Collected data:
------------------------------------------------------------------------

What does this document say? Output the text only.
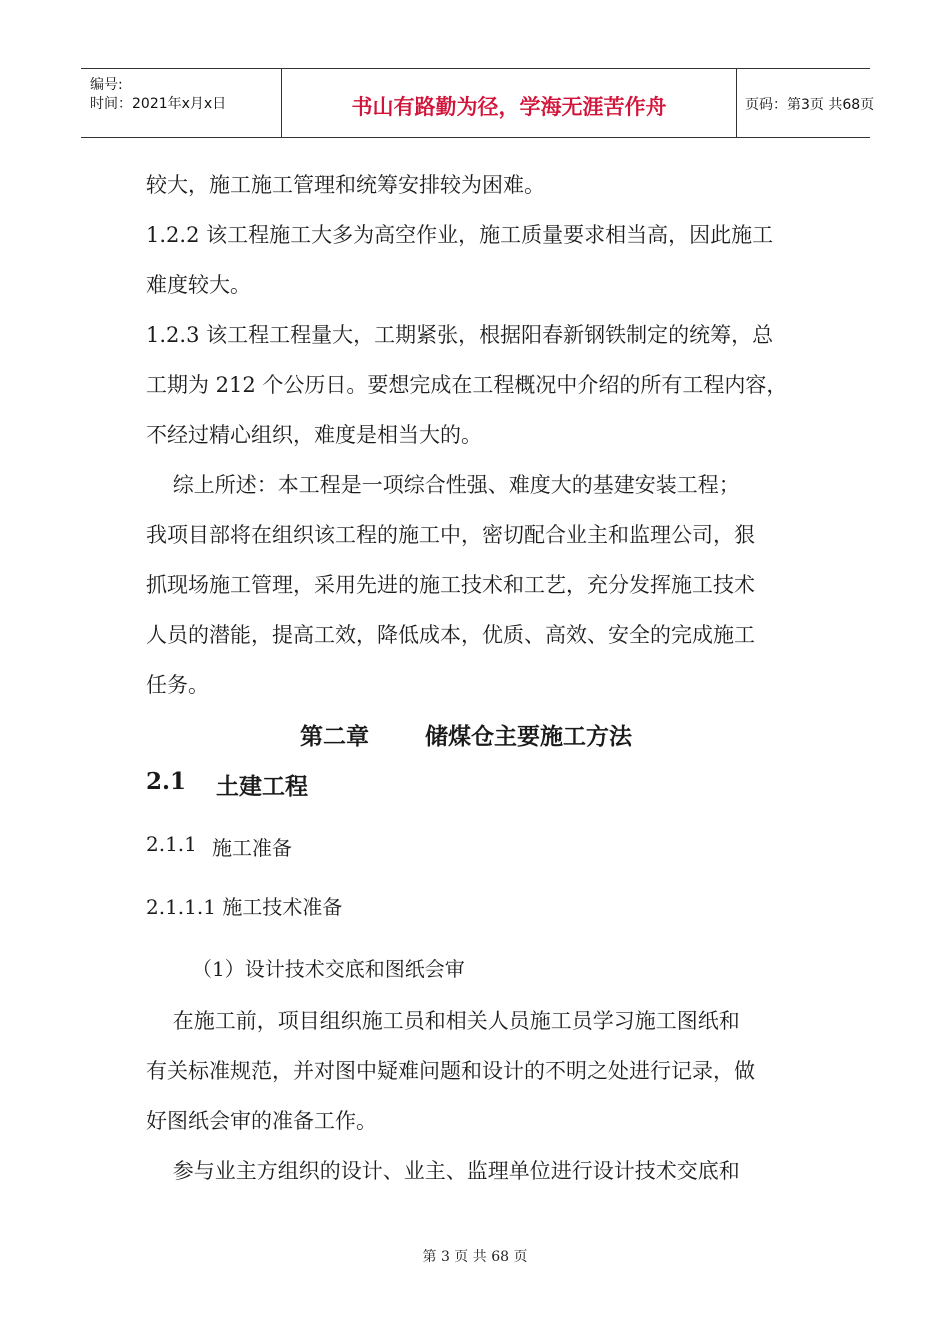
编号:
时间：2021年x月x日	书山有路勤为径，学海无涯苦作舟	页码：第3页 共68页
较大，施工施工管理和统筹安排较为困难。
1.2.2 该工程施工大多为高空作业，施工质量要求相当高，因此施工
难度较大。
1.2.3 该工程工程量大，工期紧张，根据阳春新钢铁制定的统筹，总
工期为 212 个公历日。要想完成在工程概况中介绍的所有工程内容，
不经过精心组织，难度是相当大的。
综上所述：本工程是一项综合性强、难度大的基建安装工程；
我项目部将在组织该工程的施工中，密切配合业主和监理公司，狠
抓现场施工管理，采用先进的施工技术和工艺，充分发挥施工技术
人员的潜能，提高工效，降低成本，优质、高效、安全的完成施工
任务。
第二章 储煤仓主要施工方法
2.1 土建工程
2.1.1 施工准备
2.1.1.1 施工技术准备
（1）设计技术交底和图纸会审
在施工前，项目组织施工员和相关人员施工员学习施工图纸和
有关标准规范，并对图中疑难问题和设计的不明之处进行记录，做
好图纸会审的准备工作。
参与业主方组织的设计、业主、监理单位进行设计技术交底和
第 3 页 共 68 页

------------------------------------------------------------------------

# PROBLEM TO SOLVE
Copy every entry word for word, but omit the pictures.

# ANSWER FOR THIS EXERCISE
What does this document say? Output the text only.
编号:
时间：2021年x月x日	书山有路勤为径，学海无涯苦作舟	页码：第3页 共68页
较大，施工施工管理和统筹安排较为困难。
1.2.2 该工程施工大多为高空作业，施工质量要求相当高，因此施工
难度较大。
1.2.3 该工程工程量大，工期紧张，根据阳春新钢铁制定的统筹，总
工期为 212 个公历日。要想完成在工程概况中介绍的所有工程内容，
不经过精心组织，难度是相当大的。
综上所述：本工程是一项综合性强、难度大的基建安装工程；
我项目部将在组织该工程的施工中，密切配合业主和监理公司，狠
抓现场施工管理，采用先进的施工技术和工艺，充分发挥施工技术
人员的潜能，提高工效，降低成本，优质、高效、安全的完成施工
任务。
第二章 储煤仓主要施工方法
2.1 土建工程
2.1.1 施工准备
2.1.1.1 施工技术准备
（1）设计技术交底和图纸会审
在施工前，项目组织施工员和相关人员施工员学习施工图纸和
有关标准规范，并对图中疑难问题和设计的不明之处进行记录，做
好图纸会审的准备工作。
参与业主方组织的设计、业主、监理单位进行设计技术交底和
第 3 页 共 68 页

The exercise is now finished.